| Saved entries |
══════════════════════════════
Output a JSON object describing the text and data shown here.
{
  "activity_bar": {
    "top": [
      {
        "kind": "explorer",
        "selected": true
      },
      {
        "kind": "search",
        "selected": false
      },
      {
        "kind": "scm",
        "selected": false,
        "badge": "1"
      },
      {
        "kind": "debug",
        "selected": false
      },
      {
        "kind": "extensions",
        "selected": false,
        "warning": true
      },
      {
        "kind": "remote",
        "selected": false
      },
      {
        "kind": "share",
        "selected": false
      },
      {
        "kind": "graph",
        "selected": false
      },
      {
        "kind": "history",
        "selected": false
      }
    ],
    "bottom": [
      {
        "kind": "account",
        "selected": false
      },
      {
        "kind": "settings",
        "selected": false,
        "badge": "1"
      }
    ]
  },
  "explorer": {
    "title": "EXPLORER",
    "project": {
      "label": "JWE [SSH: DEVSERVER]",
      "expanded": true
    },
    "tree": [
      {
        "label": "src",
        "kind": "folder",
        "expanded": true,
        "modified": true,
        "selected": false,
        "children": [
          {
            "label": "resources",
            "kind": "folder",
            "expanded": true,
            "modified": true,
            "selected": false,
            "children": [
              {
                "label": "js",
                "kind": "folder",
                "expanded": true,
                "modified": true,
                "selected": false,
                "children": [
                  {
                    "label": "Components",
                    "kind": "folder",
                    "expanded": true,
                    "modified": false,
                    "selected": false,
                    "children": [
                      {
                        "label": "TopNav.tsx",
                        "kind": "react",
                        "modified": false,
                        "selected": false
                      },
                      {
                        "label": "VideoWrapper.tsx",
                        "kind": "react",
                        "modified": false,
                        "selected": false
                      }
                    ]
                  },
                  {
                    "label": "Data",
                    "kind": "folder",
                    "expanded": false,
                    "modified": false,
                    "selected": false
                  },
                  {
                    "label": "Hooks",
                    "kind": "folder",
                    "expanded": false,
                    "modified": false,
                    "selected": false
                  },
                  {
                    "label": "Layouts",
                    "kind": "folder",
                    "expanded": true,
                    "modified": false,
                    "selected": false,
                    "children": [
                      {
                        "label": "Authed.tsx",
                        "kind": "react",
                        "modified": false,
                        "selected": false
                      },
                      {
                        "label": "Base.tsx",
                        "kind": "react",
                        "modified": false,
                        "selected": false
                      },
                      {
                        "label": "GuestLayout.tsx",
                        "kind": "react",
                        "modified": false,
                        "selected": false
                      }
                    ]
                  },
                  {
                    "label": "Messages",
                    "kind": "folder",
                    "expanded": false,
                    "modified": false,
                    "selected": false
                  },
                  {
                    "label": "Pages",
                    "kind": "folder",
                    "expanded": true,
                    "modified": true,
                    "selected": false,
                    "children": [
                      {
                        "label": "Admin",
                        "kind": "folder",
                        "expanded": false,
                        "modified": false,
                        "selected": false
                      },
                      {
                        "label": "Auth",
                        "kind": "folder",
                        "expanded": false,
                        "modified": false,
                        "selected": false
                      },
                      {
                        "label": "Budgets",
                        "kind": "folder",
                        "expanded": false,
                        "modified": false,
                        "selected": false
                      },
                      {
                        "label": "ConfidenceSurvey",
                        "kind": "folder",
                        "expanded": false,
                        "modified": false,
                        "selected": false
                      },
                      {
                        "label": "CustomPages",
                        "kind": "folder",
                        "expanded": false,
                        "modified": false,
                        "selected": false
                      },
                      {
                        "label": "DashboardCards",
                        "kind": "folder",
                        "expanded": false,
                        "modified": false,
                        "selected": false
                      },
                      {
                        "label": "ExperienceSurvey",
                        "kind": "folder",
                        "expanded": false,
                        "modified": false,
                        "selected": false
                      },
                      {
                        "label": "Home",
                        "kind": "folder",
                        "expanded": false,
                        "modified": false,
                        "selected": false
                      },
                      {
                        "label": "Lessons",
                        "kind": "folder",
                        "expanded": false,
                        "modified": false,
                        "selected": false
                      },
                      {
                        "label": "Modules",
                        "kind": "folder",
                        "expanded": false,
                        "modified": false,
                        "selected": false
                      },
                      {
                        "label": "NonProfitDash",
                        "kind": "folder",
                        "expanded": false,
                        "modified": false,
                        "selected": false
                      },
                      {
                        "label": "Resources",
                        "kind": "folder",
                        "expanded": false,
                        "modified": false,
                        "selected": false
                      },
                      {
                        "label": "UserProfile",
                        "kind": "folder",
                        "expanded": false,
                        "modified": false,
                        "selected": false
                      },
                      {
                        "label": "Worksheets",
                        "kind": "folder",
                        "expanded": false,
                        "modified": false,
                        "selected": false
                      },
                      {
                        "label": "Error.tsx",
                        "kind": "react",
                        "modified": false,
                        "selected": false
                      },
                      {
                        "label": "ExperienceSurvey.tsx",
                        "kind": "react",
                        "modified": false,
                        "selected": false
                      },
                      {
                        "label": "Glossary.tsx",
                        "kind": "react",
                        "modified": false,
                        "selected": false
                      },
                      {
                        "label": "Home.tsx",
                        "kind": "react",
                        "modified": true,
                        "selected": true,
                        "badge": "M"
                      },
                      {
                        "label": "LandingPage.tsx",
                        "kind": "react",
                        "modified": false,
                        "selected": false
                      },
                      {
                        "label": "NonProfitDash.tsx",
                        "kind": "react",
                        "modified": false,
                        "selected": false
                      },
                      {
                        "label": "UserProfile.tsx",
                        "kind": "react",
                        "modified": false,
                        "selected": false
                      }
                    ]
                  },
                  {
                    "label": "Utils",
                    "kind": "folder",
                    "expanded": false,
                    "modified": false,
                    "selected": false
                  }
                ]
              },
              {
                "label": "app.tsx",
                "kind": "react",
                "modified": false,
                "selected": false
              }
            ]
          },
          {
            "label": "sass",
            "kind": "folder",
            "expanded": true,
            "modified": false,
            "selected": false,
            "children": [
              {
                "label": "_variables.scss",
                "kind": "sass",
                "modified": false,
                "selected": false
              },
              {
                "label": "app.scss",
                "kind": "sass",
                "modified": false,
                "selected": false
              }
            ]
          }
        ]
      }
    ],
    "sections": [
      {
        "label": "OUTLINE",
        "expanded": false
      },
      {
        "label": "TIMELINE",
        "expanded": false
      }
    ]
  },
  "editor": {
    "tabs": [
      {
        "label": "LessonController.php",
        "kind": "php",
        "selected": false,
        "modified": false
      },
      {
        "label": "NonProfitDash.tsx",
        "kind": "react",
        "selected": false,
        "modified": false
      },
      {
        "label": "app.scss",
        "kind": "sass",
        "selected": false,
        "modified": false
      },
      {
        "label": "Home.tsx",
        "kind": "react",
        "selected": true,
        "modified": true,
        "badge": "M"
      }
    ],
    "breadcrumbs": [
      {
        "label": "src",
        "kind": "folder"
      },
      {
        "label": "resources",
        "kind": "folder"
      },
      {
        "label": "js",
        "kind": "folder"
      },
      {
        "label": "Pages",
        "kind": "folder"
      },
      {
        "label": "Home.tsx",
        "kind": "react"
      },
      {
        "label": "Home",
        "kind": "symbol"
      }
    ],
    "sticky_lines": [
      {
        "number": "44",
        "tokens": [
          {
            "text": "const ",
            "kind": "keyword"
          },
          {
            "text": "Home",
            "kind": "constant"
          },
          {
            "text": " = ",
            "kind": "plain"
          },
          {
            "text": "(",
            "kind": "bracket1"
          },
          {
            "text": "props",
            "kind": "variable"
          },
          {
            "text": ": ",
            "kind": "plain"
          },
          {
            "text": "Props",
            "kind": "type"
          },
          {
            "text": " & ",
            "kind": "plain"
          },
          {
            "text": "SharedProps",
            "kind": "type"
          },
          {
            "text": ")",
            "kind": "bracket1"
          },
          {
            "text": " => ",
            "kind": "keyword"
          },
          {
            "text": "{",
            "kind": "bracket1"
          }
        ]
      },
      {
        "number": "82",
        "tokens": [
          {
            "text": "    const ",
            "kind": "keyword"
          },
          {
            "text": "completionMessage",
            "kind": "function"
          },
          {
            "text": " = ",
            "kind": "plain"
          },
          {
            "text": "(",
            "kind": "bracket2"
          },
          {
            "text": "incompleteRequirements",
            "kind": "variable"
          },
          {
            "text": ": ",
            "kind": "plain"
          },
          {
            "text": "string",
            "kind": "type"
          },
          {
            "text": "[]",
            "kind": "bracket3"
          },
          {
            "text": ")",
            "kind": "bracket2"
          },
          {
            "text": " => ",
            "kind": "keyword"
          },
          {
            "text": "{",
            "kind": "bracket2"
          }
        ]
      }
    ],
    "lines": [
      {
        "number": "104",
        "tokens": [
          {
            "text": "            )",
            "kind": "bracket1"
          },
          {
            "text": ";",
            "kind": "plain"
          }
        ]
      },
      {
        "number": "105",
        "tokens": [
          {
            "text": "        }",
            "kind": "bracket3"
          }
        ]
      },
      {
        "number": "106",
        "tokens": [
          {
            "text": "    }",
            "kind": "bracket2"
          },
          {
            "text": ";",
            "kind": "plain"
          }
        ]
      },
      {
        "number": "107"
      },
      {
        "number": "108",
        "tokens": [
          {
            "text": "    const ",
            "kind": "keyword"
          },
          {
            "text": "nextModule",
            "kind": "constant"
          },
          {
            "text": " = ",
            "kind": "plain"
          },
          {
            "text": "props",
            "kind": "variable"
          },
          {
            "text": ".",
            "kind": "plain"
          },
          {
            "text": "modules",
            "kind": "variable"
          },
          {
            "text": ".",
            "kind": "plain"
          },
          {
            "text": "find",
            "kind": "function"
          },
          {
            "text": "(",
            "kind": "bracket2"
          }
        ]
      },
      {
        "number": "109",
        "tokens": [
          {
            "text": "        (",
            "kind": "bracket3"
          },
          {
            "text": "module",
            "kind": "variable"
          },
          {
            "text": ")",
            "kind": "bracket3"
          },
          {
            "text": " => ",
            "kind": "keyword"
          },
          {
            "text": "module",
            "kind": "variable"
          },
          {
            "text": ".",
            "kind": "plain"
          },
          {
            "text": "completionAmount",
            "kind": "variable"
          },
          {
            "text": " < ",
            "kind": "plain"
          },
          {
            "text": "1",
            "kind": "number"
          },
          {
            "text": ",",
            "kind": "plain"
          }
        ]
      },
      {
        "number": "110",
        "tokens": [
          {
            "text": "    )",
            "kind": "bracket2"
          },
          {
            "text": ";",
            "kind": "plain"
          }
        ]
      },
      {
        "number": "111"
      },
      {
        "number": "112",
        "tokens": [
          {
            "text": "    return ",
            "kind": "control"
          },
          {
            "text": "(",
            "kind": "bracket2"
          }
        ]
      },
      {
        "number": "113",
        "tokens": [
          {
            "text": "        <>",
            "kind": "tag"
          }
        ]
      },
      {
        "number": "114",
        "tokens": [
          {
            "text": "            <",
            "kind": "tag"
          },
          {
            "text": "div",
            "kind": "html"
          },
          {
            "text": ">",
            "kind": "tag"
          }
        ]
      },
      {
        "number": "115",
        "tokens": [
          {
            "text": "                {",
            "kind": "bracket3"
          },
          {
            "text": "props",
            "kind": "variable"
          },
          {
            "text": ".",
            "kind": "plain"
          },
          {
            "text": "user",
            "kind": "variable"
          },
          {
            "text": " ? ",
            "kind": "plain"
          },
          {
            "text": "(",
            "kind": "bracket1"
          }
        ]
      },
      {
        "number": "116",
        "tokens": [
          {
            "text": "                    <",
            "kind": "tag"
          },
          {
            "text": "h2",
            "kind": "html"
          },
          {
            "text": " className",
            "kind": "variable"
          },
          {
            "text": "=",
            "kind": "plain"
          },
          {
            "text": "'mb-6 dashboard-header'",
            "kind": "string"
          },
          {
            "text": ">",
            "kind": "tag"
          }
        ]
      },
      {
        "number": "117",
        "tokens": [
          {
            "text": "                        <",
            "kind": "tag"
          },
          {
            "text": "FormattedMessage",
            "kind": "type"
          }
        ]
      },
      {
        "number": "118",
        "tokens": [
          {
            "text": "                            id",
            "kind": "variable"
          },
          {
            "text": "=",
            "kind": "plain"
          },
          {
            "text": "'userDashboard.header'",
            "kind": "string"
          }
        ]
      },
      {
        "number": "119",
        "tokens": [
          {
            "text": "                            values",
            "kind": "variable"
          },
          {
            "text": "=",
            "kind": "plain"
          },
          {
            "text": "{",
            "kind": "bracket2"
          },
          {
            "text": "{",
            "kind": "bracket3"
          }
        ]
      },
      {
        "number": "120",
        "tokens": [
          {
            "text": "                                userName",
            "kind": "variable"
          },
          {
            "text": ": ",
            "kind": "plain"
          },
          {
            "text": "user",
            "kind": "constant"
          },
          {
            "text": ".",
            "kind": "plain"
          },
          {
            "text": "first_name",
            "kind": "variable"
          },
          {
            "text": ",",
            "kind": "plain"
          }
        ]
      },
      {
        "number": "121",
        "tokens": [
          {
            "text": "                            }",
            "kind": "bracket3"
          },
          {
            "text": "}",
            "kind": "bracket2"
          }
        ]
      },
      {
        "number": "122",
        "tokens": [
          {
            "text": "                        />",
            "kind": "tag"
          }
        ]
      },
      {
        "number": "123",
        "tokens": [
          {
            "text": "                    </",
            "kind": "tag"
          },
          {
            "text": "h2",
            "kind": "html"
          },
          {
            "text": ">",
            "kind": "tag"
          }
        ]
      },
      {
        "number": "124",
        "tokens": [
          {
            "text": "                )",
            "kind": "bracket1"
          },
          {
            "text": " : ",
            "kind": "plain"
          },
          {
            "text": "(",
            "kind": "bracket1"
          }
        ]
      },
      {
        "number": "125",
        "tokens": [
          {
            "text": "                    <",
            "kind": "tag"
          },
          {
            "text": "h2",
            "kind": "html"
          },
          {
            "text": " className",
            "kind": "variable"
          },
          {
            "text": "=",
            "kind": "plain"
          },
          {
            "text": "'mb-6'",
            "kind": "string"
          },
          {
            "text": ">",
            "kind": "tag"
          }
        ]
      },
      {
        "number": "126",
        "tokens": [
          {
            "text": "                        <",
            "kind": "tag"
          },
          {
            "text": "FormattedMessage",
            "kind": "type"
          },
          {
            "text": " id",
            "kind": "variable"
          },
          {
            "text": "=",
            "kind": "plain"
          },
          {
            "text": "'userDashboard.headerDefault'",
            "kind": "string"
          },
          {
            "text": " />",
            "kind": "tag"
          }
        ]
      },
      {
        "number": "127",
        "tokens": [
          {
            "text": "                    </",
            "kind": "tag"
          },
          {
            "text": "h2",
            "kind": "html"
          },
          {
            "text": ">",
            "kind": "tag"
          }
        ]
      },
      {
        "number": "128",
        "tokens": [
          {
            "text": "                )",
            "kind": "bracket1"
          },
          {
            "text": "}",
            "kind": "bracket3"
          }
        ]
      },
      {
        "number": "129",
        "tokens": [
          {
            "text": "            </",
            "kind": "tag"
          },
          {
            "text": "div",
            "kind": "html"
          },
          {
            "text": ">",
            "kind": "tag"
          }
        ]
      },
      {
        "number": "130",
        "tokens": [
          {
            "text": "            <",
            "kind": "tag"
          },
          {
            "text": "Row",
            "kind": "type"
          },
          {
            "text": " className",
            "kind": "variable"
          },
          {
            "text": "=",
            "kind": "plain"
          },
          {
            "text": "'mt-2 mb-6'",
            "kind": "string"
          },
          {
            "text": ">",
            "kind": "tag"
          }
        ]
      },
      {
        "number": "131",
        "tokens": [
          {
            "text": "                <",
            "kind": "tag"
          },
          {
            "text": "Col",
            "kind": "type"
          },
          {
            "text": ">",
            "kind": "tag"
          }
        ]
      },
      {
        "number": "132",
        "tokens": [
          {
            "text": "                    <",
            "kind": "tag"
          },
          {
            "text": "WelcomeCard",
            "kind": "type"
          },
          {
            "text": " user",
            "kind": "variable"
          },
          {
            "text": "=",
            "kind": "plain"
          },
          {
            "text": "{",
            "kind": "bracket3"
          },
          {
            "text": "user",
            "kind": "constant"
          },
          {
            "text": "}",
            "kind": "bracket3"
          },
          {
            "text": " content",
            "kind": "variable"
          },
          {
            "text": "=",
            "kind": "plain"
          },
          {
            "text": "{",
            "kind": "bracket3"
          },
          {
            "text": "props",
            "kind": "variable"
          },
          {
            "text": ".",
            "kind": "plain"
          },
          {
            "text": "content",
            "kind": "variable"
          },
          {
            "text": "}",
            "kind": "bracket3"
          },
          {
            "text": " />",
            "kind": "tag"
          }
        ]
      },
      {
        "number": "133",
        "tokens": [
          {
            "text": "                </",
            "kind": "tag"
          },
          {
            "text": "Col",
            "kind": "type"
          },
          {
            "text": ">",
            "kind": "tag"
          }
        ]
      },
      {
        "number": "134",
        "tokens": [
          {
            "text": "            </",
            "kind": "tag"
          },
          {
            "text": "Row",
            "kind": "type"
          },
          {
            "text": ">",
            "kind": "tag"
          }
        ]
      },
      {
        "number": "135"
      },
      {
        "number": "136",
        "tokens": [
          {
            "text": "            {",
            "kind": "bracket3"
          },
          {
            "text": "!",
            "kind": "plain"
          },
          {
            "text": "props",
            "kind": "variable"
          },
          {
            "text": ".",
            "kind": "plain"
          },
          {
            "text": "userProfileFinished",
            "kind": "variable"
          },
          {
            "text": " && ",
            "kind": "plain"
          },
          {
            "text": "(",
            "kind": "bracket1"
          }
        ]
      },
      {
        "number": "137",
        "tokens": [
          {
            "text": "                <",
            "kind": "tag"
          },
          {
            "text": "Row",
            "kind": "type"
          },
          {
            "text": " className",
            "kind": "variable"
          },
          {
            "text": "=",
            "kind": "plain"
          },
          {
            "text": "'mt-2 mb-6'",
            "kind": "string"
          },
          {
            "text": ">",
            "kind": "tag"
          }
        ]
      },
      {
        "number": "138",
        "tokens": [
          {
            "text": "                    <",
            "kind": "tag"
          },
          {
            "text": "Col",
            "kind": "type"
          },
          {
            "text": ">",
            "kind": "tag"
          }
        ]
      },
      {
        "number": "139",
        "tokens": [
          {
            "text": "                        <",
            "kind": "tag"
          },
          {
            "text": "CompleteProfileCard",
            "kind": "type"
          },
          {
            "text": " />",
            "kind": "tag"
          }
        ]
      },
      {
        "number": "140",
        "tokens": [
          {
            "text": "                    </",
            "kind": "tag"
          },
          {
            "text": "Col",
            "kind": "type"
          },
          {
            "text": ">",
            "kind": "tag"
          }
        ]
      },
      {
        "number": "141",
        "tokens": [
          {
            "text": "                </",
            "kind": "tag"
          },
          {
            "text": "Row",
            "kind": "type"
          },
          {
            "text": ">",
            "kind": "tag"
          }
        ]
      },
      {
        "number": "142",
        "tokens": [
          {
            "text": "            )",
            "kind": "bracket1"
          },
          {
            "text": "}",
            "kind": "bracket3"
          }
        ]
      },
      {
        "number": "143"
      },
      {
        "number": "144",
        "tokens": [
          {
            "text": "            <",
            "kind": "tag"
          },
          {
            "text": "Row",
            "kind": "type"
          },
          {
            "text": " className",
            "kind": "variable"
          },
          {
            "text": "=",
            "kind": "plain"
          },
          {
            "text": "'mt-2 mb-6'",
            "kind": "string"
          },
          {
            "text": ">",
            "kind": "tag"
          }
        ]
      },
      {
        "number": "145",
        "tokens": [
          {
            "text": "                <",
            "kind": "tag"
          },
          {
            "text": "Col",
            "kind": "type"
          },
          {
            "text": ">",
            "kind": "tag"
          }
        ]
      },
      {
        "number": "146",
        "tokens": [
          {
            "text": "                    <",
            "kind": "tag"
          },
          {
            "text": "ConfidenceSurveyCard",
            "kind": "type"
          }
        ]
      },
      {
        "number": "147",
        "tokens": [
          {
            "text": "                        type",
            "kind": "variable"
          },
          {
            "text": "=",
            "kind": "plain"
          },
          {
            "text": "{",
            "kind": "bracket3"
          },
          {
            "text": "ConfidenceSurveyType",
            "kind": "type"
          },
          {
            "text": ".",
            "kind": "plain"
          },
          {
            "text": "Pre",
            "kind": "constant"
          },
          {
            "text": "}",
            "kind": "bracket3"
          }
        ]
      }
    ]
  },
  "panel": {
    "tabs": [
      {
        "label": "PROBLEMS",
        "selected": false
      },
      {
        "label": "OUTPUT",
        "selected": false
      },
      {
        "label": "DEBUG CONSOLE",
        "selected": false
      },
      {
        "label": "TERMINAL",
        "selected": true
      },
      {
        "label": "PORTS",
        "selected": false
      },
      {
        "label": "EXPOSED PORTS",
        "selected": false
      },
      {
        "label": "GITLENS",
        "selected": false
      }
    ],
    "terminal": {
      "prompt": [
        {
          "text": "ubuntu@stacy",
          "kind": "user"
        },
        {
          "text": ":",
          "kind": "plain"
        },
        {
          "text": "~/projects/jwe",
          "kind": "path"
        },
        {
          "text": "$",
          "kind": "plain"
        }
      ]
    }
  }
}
══════════════════════════════
Isolate the lines above that contain the word "NonProfitDash" and copy them.

| Full answer |
                        "label": "NonProfitDash",
                        "label": "NonProfitDash.tsx",
        "label": "NonProfitDash.tsx",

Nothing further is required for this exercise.